[Element region listings]
>> begin

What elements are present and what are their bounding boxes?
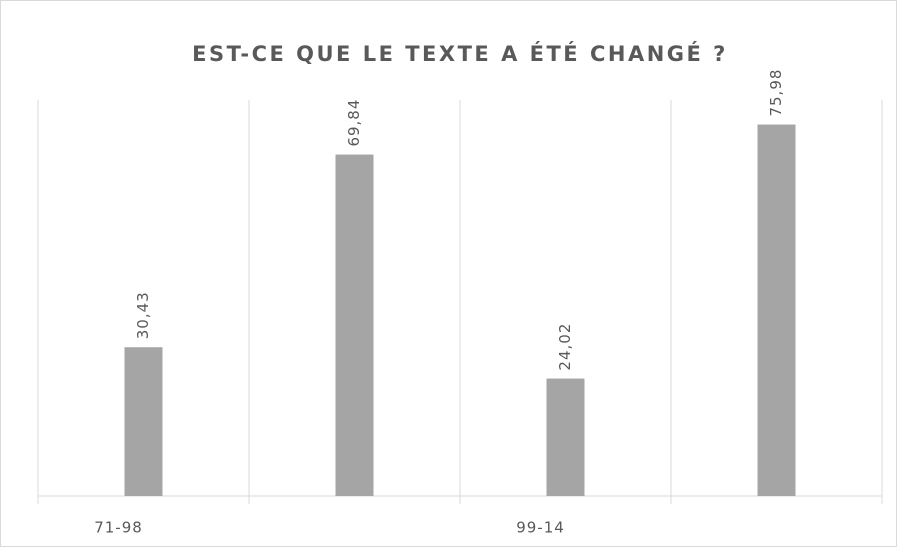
value-label: 30,43 bbox=[134, 291, 152, 339]
x-tick-label: 71-98 bbox=[94, 519, 143, 537]
x-tick-label: 99-14 bbox=[516, 519, 565, 537]
value-label: 69,84 bbox=[345, 99, 363, 147]
bar bbox=[124, 347, 163, 496]
value-label: 24,02 bbox=[556, 323, 574, 371]
value-label: 75,98 bbox=[767, 69, 785, 117]
bar bbox=[546, 378, 585, 496]
bar bbox=[335, 154, 374, 496]
chart-title: EST-CE QUE LE TEXTE A ÉTÉ CHANGÉ ? bbox=[192, 41, 728, 66]
bar bbox=[757, 124, 796, 496]
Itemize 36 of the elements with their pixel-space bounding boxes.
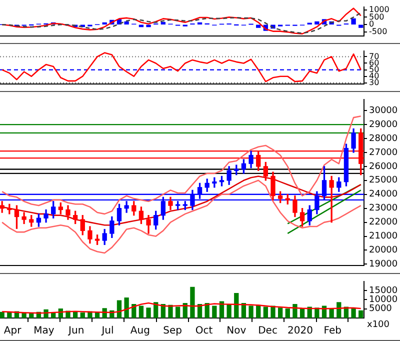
y-tick-label: 50 [369,64,380,74]
x-tick-label: Jun [68,326,84,337]
y-tick-label: 0 [369,20,374,29]
x-tick-label: Oct [195,326,213,337]
y-tick-label: 27000 [369,148,398,158]
y-tick-label: 500 [369,12,384,22]
y-tick-label: 20000 [369,246,398,256]
y-tick-label: 30000 [369,106,398,116]
x-tick-label: Feb [324,326,342,337]
y-tick-label: 25000 [369,176,398,186]
y-tick-label: 28000 [369,134,398,144]
y-tick-label: -500 [369,27,388,36]
text: x100 [367,320,390,330]
y-tick-label: 60 [369,58,380,68]
y-tick-label: 10000 [369,295,398,306]
x-tick-label: Apr [4,326,22,337]
y-tick-label: 15000 [369,286,398,296]
y-tick-label: 30 [369,78,380,87]
x-tick-label: Sep [163,326,182,337]
y-tick-label: 21000 [369,232,398,242]
y-tick-label: 5000 [369,304,392,314]
y-tick-label: 22000 [369,218,398,228]
x-tick-label: 2020 [287,326,313,337]
x-tick-label: Aug [130,326,150,337]
y-tick-label: 24000 [369,190,398,200]
y-tick-label: 19000 [369,260,398,270]
y-tick-label: 40 [369,71,380,80]
x-tick-label: Dec [258,326,278,337]
y-tick-label: 23000 [369,204,398,214]
y-tick-label: 26000 [369,162,398,172]
x-tick-label: May [34,326,54,337]
y-tick-label: 29000 [369,120,398,130]
y-tick-label: 70 [369,52,380,61]
x-tick-label: Nov [226,326,246,337]
y-tick-label: 1000 [369,4,390,14]
x-tick-label: Jul [100,326,114,337]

>> end

» WHAT THIS TASK INVOLVES: Swap every "x-tick-label" for "x-axis-label" in the records' lines, starting at the line containing "y-tick-label: 50 [369,64,380,74]" and ending at the line containing "y-tick-label: 25000 [369,176,398,186]". Return only those lines, otherwise unchanged.

» ANSWER TO THE EXERCISE:
y-tick-label: 50 [369,64,380,74]
x-axis-label: Jun [68,326,84,337]
y-tick-label: 0 [369,20,374,29]
x-axis-label: Oct [195,326,213,337]
y-tick-label: 27000 [369,148,398,158]
y-tick-label: 500 [369,12,384,22]
y-tick-label: 20000 [369,246,398,256]
y-tick-label: 30000 [369,106,398,116]
x-axis-label: Feb [324,326,342,337]
y-tick-label: 25000 [369,176,398,186]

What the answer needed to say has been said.